Task brief
Check each line for the word "cycle" and report how many have it. Give nothing else.

Input rows

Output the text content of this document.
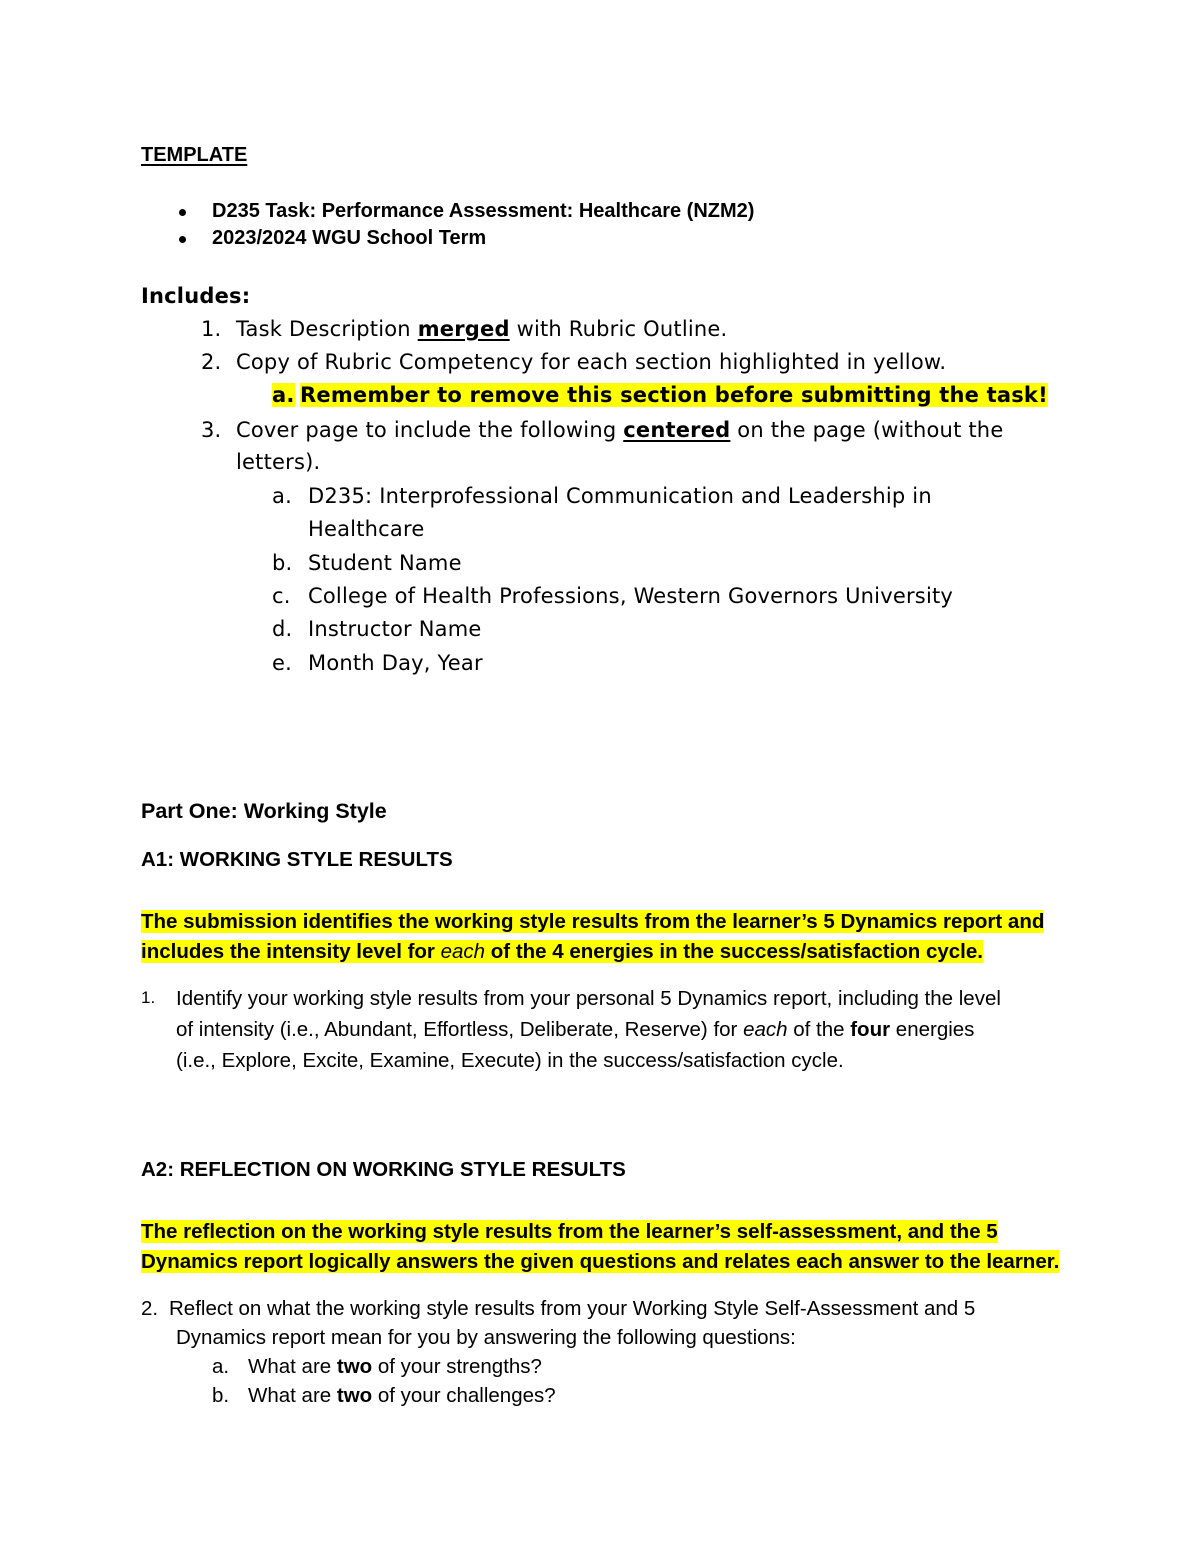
TEMPLATE
D235 Task: Performance Assessment: Healthcare (NZM2)
2023/2024 WGU School Term
Includes:
1. Task Description merged with Rubric Outline.
2. Copy of Rubric Competency for each section highlighted in yellow.
a. Remember to remove this section before submitting the task!
3. Cover page to include the following centered on the page (without the
letters).
a. D235: Interprofessional Communication and Leadership in
Healthcare
b. Student Name
c. College of Health Professions, Western Governors University
d. Instructor Name
e. Month Day, Year
Part One: Working Style
A1: WORKING STYLE RESULTS
The submission identifies the working style results from the learner’s 5 Dynamics report and
includes the intensity level for each of the 4 energies in the success/satisfaction cycle.
1. Identify your working style results from your personal 5 Dynamics report, including the level
of intensity (i.e., Abundant, Effortless, Deliberate, Reserve) for each of the four energies
(i.e., Explore, Excite, Examine, Execute) in the success/satisfaction cycle.
A2: REFLECTION ON WORKING STYLE RESULTS
The reflection on the working style results from the learner’s self-assessment, and the 5
Dynamics report logically answers the given questions and relates each answer to the learner.
2. Reflect on what the working style results from your Working Style Self-Assessment and 5
Dynamics report mean for you by answering the following questions:
a. What are two of your strengths?
b. What are two of your challenges?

Exercise result
2